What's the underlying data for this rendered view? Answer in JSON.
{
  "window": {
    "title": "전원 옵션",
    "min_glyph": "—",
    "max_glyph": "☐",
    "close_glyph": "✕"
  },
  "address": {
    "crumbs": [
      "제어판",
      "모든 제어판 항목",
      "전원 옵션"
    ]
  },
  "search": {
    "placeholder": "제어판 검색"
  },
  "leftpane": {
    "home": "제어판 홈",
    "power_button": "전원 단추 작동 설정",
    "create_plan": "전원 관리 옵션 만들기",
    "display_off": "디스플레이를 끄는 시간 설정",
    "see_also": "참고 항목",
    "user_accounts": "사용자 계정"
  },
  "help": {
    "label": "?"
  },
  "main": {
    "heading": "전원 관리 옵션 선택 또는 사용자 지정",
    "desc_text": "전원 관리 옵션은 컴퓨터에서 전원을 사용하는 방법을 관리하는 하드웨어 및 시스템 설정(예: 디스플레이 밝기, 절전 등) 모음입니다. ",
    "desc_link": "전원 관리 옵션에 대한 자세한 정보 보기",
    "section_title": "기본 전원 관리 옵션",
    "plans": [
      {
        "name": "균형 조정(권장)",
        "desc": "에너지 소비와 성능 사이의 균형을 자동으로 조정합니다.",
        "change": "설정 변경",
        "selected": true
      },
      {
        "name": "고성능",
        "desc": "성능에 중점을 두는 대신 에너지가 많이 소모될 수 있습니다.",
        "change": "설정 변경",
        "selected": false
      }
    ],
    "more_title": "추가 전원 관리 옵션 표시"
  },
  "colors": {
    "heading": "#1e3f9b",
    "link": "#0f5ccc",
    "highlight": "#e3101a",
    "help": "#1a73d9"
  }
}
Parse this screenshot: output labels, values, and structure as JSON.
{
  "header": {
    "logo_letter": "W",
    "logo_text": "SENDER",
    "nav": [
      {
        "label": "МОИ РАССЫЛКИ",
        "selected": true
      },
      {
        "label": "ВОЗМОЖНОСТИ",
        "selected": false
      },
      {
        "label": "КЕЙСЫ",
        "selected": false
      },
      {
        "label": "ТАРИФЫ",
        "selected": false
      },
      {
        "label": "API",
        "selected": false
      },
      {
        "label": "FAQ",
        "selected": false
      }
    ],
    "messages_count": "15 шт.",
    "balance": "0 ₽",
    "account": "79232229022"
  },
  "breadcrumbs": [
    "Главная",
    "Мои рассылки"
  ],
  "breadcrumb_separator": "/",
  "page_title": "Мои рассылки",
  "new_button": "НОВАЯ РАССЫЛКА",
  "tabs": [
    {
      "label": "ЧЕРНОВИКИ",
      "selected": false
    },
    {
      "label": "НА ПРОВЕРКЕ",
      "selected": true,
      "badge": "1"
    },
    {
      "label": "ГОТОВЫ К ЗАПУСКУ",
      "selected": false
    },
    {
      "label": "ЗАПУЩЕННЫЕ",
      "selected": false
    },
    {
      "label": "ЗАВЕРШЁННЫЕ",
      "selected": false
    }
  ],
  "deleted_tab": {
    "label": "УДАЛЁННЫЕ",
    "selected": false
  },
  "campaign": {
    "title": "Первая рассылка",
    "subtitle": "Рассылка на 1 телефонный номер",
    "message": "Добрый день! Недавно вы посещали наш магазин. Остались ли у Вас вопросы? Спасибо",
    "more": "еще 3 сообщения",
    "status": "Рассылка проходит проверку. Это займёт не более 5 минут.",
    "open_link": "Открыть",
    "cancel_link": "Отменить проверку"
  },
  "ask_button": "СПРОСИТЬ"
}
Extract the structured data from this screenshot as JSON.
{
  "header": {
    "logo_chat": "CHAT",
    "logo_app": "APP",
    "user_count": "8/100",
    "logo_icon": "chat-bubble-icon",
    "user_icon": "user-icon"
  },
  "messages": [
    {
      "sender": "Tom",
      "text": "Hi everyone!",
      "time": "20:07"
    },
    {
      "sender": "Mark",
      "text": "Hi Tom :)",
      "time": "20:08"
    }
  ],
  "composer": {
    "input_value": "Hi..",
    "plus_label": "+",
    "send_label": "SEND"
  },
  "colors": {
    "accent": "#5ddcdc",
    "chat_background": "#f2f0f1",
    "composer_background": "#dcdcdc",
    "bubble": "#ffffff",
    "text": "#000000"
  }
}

**Given request**
Print out every entry, keeping each one exact.

**Exercise answer**
What's the underlying data for this rendered view? Answer in JSON.
{
  "window": {
    "title": "전원 옵션",
    "min_glyph": "—",
    "max_glyph": "☐",
    "close_glyph": "✕"
  },
  "address": {
    "crumbs": [
      "제어판",
      "모든 제어판 항목",
      "전원 옵션"
    ]
  },
  "search": {
    "placeholder": "제어판 검색"
  },
  "leftpane": {
    "home": "제어판 홈",
    "power_button": "전원 단추 작동 설정",
    "create_plan": "전원 관리 옵션 만들기",
    "display_off": "디스플레이를 끄는 시간 설정",
    "see_also": "참고 항목",
    "user_accounts": "사용자 계정"
  },
  "help": {
    "label": "?"
  },
  "main": {
    "heading": "전원 관리 옵션 선택 또는 사용자 지정",
    "desc_text": "전원 관리 옵션은 컴퓨터에서 전원을 사용하는 방법을 관리하는 하드웨어 및 시스템 설정(예: 디스플레이 밝기, 절전 등) 모음입니다. ",
    "desc_link": "전원 관리 옵션에 대한 자세한 정보 보기",
    "section_title": "기본 전원 관리 옵션",
    "plans": [
      {
        "name": "균형 조정(권장)",
        "desc": "에너지 소비와 성능 사이의 균형을 자동으로 조정합니다.",
        "change": "설정 변경",
        "selected": true
      },
      {
        "name": "고성능",
        "desc": "성능에 중점을 두는 대신 에너지가 많이 소모될 수 있습니다.",
        "change": "설정 변경",
        "selected": false
      }
    ],
    "more_title": "추가 전원 관리 옵션 표시"
  },
  "colors": {
    "heading": "#1e3f9b",
    "link": "#0f5ccc",
    "highlight": "#e3101a",
    "help": "#1a73d9"
  }
}
Parse this screenshot: output labels, values, and structure as JSON.
{
  "header": {
    "logo_letter": "W",
    "logo_text": "SENDER",
    "nav": [
      {
        "label": "МОИ РАССЫЛКИ",
        "selected": true
      },
      {
        "label": "ВОЗМОЖНОСТИ",
        "selected": false
      },
      {
        "label": "КЕЙСЫ",
        "selected": false
      },
      {
        "label": "ТАРИФЫ",
        "selected": false
      },
      {
        "label": "API",
        "selected": false
      },
      {
        "label": "FAQ",
        "selected": false
      }
    ],
    "messages_count": "15 шт.",
    "balance": "0 ₽",
    "account": "79232229022"
  },
  "breadcrumbs": [
    "Главная",
    "Мои рассылки"
  ],
  "breadcrumb_separator": "/",
  "page_title": "Мои рассылки",
  "new_button": "НОВАЯ РАССЫЛКА",
  "tabs": [
    {
      "label": "ЧЕРНОВИКИ",
      "selected": false
    },
    {
      "label": "НА ПРОВЕРКЕ",
      "selected": true,
      "badge": "1"
    },
    {
      "label": "ГОТОВЫ К ЗАПУСКУ",
      "selected": false
    },
    {
      "label": "ЗАПУЩЕННЫЕ",
      "selected": false
    },
    {
      "label": "ЗАВЕРШЁННЫЕ",
      "selected": false
    }
  ],
  "deleted_tab": {
    "label": "УДАЛЁННЫЕ",
    "selected": false
  },
  "campaign": {
    "title": "Первая рассылка",
    "subtitle": "Рассылка на 1 телефонный номер",
    "message": "Добрый день! Недавно вы посещали наш магазин. Остались ли у Вас вопросы? Спасибо",
    "more": "еще 3 сообщения",
    "status": "Рассылка проходит проверку. Это займёт не более 5 минут.",
    "open_link": "Открыть",
    "cancel_link": "Отменить проверку"
  },
  "ask_button": "СПРОСИТЬ"
}
Extract the structured data from this screenshot as JSON.
{
  "header": {
    "logo_chat": "CHAT",
    "logo_app": "APP",
    "user_count": "8/100",
    "logo_icon": "chat-bubble-icon",
    "user_icon": "user-icon"
  },
  "messages": [
    {
      "sender": "Tom",
      "text": "Hi everyone!",
      "time": "20:07"
    },
    {
      "sender": "Mark",
      "text": "Hi Tom :)",
      "time": "20:08"
    }
  ],
  "composer": {
    "input_value": "Hi..",
    "plus_label": "+",
    "send_label": "SEND"
  },
  "colors": {
    "accent": "#5ddcdc",
    "chat_background": "#f2f0f1",
    "composer_background": "#dcdcdc",
    "bubble": "#ffffff",
    "text": "#000000"
  }
}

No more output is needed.